• Working data
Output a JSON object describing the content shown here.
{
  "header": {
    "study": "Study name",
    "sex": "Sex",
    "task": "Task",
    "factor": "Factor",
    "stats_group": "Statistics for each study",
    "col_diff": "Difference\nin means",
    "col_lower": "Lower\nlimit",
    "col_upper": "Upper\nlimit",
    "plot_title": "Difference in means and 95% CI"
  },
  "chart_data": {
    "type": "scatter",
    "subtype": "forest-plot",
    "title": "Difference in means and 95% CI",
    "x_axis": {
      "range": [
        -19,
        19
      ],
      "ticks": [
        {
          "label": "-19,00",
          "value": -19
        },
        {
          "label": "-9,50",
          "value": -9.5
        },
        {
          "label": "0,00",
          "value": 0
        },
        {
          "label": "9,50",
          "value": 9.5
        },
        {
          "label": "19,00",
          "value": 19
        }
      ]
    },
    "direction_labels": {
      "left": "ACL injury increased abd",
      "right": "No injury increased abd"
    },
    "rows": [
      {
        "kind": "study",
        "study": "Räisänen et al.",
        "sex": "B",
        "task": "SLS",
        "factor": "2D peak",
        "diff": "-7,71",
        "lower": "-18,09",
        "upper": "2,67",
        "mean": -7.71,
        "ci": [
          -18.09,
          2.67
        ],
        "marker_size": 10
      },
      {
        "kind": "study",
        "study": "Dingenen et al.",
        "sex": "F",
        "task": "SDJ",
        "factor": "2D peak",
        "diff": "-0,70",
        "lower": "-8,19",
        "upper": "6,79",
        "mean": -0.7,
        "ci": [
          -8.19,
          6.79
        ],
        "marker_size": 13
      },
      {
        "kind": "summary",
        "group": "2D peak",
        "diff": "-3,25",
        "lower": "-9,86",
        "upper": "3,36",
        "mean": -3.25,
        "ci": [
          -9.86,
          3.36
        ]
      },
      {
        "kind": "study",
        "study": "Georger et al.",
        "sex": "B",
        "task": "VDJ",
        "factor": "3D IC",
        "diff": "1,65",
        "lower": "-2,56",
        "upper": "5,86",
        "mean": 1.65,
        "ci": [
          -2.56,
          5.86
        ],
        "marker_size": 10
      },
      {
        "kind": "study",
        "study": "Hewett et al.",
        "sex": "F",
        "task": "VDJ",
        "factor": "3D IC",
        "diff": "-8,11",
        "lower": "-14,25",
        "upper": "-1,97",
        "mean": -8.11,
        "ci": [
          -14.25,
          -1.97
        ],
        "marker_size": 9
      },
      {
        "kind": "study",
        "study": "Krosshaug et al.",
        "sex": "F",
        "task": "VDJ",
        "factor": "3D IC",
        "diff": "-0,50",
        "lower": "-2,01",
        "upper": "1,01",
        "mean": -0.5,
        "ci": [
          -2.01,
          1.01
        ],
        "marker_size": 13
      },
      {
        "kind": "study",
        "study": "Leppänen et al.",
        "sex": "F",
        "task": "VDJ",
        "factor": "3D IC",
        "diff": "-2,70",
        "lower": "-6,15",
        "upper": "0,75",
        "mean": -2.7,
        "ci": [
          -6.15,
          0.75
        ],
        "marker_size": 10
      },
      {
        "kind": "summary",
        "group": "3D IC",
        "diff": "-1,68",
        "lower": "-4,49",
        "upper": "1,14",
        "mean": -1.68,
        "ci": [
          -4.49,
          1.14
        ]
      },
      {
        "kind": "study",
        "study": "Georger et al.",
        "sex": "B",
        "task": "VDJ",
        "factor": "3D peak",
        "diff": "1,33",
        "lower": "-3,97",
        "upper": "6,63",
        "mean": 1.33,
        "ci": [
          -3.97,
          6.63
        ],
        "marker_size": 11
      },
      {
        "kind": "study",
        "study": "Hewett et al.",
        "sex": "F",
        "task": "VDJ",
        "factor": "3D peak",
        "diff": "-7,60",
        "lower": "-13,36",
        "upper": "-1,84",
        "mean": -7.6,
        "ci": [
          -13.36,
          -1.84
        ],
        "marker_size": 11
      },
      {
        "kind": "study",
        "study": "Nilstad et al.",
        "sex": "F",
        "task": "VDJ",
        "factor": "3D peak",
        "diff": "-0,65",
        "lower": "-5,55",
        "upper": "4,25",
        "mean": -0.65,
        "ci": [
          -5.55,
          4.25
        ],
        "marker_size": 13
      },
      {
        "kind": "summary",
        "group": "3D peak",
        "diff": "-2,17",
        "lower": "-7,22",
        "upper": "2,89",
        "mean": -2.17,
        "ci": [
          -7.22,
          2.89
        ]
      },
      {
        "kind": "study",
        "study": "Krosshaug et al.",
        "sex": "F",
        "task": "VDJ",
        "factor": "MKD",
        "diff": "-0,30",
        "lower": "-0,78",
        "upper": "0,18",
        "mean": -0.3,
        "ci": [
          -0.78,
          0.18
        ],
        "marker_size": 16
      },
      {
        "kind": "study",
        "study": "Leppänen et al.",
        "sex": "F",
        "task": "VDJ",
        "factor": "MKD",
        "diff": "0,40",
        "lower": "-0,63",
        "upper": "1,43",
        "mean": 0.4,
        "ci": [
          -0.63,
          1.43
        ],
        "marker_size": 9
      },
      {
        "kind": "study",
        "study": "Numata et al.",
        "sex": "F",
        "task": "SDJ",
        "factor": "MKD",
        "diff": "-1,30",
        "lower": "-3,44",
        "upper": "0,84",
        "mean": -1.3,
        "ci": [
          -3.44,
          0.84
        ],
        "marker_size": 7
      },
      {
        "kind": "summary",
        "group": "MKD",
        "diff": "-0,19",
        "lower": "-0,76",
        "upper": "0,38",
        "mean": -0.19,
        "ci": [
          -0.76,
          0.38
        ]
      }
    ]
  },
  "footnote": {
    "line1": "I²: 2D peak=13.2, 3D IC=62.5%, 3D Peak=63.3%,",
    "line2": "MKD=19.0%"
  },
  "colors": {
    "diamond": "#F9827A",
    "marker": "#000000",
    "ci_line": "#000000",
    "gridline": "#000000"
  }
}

• Your goal
Find all lines with "injury" in them and copy each one.

• Answer to this exercise
      "left": "ACL injury increased abd",
      "right": "No injury increased abd"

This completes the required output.